+++ Input data +++

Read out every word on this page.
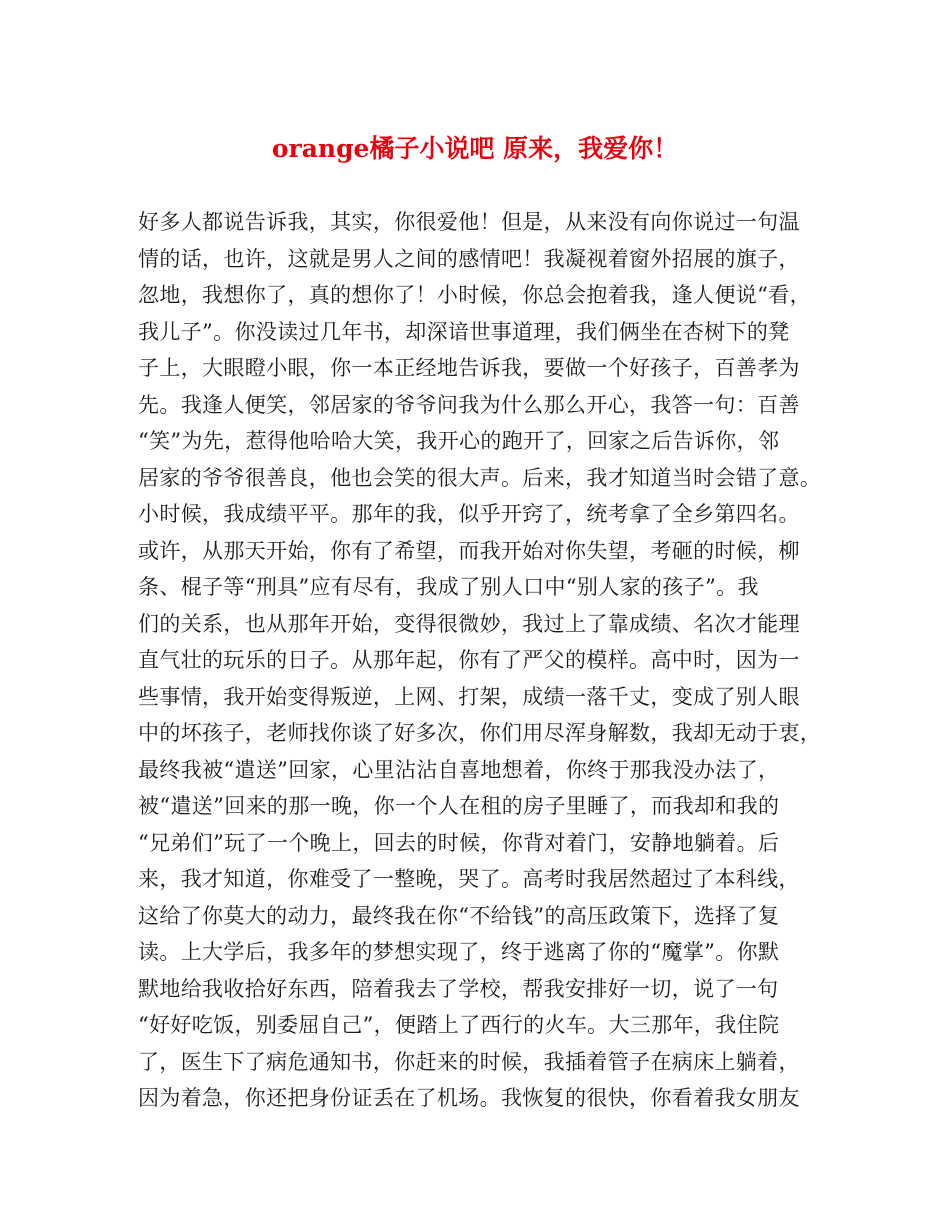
orange橘子小说吧 原来，我爱你！
好多人都说告诉我，其实，你很爱他！但是，从来没有向你说过一句温
情的话，也许，这就是男人之间的感情吧！我凝视着窗外招展的旗子，
忽地，我想你了，真的想你了！小时候，你总会抱着我，逢人便说“看，
我儿子”。你没读过几年书，却深谙世事道理，我们俩坐在杏树下的凳
子上，大眼瞪小眼，你一本正经地告诉我，要做一个好孩子，百善孝为
先。我逢人便笑，邻居家的爷爷问我为什么那么开心，我答一句：百善
“笑”为先，惹得他哈哈大笑，我开心的跑开了，回家之后告诉你，邻
居家的爷爷很善良，他也会笑的很大声。后来，我才知道当时会错了意。
小时候，我成绩平平。那年的我，似乎开窍了，统考拿了全乡第四名。
或许，从那天开始，你有了希望，而我开始对你失望，考砸的时候，柳
条、棍子等“刑具”应有尽有，我成了别人口中“别人家的孩子”。我
们的关系，也从那年开始，变得很微妙，我过上了靠成绩、名次才能理
直气壮的玩乐的日子。从那年起，你有了严父的模样。高中时，因为一
些事情，我开始变得叛逆，上网、打架，成绩一落千丈，变成了别人眼
中的坏孩子，老师找你谈了好多次，你们用尽浑身解数，我却无动于衷，
最终我被“遣送”回家，心里沾沾自喜地想着，你终于那我没办法了，
被“遣送”回来的那一晚，你一个人在租的房子里睡了，而我却和我的
“兄弟们”玩了一个晚上，回去的时候，你背对着门，安静地躺着。后
来，我才知道，你难受了一整晚，哭了。高考时我居然超过了本科线，
这给了你莫大的动力，最终我在你“不给钱”的高压政策下，选择了复
读。上大学后，我多年的梦想实现了，终于逃离了你的“魔掌”。你默
默地给我收拾好东西，陪着我去了学校，帮我安排好一切，说了一句
“好好吃饭，别委屈自己”，便踏上了西行的火车。大三那年，我住院
了，医生下了病危通知书，你赶来的时候，我插着管子在病床上躺着，
因为着急，你还把身份证丢在了机场。我恢复的很快，你看着我女朋友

+++

▶ [Job]
Repeat the records above verbatim, with no pictures in the result.

▶ [Output for this exercise]
Read out every word on this page.
orange橘子小说吧 原来，我爱你！
好多人都说告诉我，其实，你很爱他！但是，从来没有向你说过一句温
情的话，也许，这就是男人之间的感情吧！我凝视着窗外招展的旗子，
忽地，我想你了，真的想你了！小时候，你总会抱着我，逢人便说“看，
我儿子”。你没读过几年书，却深谙世事道理，我们俩坐在杏树下的凳
子上，大眼瞪小眼，你一本正经地告诉我，要做一个好孩子，百善孝为
先。我逢人便笑，邻居家的爷爷问我为什么那么开心，我答一句：百善
“笑”为先，惹得他哈哈大笑，我开心的跑开了，回家之后告诉你，邻
居家的爷爷很善良，他也会笑的很大声。后来，我才知道当时会错了意。
小时候，我成绩平平。那年的我，似乎开窍了，统考拿了全乡第四名。
或许，从那天开始，你有了希望，而我开始对你失望，考砸的时候，柳
条、棍子等“刑具”应有尽有，我成了别人口中“别人家的孩子”。我
们的关系，也从那年开始，变得很微妙，我过上了靠成绩、名次才能理
直气壮的玩乐的日子。从那年起，你有了严父的模样。高中时，因为一
些事情，我开始变得叛逆，上网、打架，成绩一落千丈，变成了别人眼
中的坏孩子，老师找你谈了好多次，你们用尽浑身解数，我却无动于衷，
最终我被“遣送”回家，心里沾沾自喜地想着，你终于那我没办法了，
被“遣送”回来的那一晚，你一个人在租的房子里睡了，而我却和我的
“兄弟们”玩了一个晚上，回去的时候，你背对着门，安静地躺着。后
来，我才知道，你难受了一整晚，哭了。高考时我居然超过了本科线，
这给了你莫大的动力，最终我在你“不给钱”的高压政策下，选择了复
读。上大学后，我多年的梦想实现了，终于逃离了你的“魔掌”。你默
默地给我收拾好东西，陪着我去了学校，帮我安排好一切，说了一句
“好好吃饭，别委屈自己”，便踏上了西行的火车。大三那年，我住院
了，医生下了病危通知书，你赶来的时候，我插着管子在病床上躺着，
因为着急，你还把身份证丢在了机场。我恢复的很快，你看着我女朋友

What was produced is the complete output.